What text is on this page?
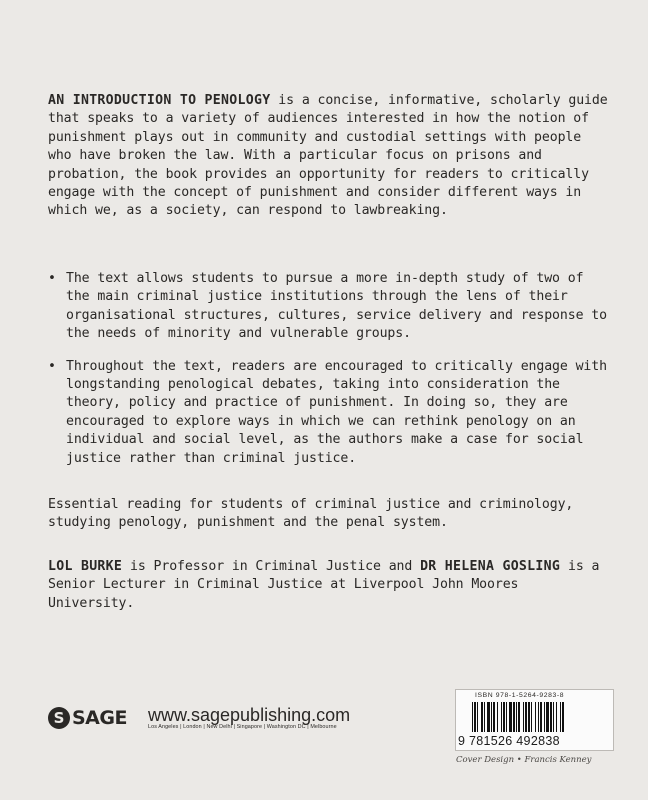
AN INTRODUCTION TO PENOLOGY is a concise, informative, scholarly guide that speaks to a variety of audiences interested in how the notion of punishment plays out in community and custodial settings with people who have broken the law. With a particular focus on prisons and probation, the book provides an opportunity for readers to critically engage with the concept of punishment and consider different ways in which we, as a society, can respond to lawbreaking.

• The text allows students to pursue a more in-depth study of two of the main criminal justice institutions through the lens of their organisational structures, cultures, service delivery and response to the needs of minority and vulnerable groups.
• Throughout the text, readers are encouraged to critically engage with longstanding penological debates, taking into consideration the theory, policy and practice of punishment. In doing so, they are encouraged to explore ways in which we can rethink penology on an individual and social level, as the authors make a case for social justice rather than criminal justice.
Essential reading for students of criminal justice and criminology, studying penology, punishment and the penal system.

LOL BURKE is Professor in Criminal Justice and DR HELENA GOSLING is a Senior Lecturer in Criminal Justice at Liverpool John Moores University.

S SAGE www.sagepublishing.com
Los Angeles | London | New Delhi | Singapore | Washington DC | Melbourne
ISBN 978-1-5264-9283-8
9 781526 492838
Cover Design • Francis Kenney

────────────────

**WHAT YOU SHOULD DO:** Copy each line in the data that holds the word "critically".

**COMPLETE ANSWER:**
AN INTRODUCTION TO PENOLOGY is a concise, informative, scholarly guide that speaks to a variety of audiences interested in how the notion of punishment plays out in community and custodial settings with people who have broken the law. With a particular focus on prisons and probation, the book provides an opportunity for readers to critically engage with the concept of punishment and consider different ways in which we, as a society, can respond to lawbreaking.
• Throughout the text, readers are encouraged to critically engage with longstanding penological debates, taking into consideration the theory, policy and practice of punishment. In doing so, they are encouraged to explore ways in which we can rethink penology on an individual and social level, as the authors make a case for social justice rather than criminal justice.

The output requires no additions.